> _Short problem_
Report all lines from the entries below in which "Императоръ" appears.

§ §

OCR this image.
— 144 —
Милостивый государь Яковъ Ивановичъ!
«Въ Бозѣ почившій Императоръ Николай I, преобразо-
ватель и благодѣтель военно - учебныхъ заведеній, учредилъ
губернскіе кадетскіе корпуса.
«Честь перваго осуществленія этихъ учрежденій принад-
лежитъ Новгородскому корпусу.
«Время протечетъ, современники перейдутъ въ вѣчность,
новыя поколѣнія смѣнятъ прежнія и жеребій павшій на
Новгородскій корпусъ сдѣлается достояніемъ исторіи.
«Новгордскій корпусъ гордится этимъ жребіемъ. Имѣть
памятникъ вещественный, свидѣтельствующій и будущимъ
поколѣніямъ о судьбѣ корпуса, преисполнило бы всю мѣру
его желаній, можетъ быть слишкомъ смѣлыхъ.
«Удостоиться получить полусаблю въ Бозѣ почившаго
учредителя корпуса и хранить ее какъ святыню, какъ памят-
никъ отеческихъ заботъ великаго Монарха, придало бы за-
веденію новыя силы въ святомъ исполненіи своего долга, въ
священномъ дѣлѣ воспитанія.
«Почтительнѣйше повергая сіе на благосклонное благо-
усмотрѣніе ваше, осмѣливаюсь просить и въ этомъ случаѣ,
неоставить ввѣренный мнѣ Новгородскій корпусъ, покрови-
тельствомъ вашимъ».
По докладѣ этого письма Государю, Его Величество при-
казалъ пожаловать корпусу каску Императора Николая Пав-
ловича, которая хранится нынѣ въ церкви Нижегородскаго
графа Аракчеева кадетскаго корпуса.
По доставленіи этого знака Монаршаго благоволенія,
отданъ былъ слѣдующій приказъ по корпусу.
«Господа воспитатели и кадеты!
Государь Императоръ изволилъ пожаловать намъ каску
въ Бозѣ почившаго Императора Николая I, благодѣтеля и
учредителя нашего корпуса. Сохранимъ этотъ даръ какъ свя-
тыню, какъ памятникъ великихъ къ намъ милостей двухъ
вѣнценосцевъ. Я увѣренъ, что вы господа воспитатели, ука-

§ §

> _Response to this task_
«Въ Бозѣ почившій Императоръ Николай I, преобразо-
Государь Императоръ изволилъ пожаловать намъ каску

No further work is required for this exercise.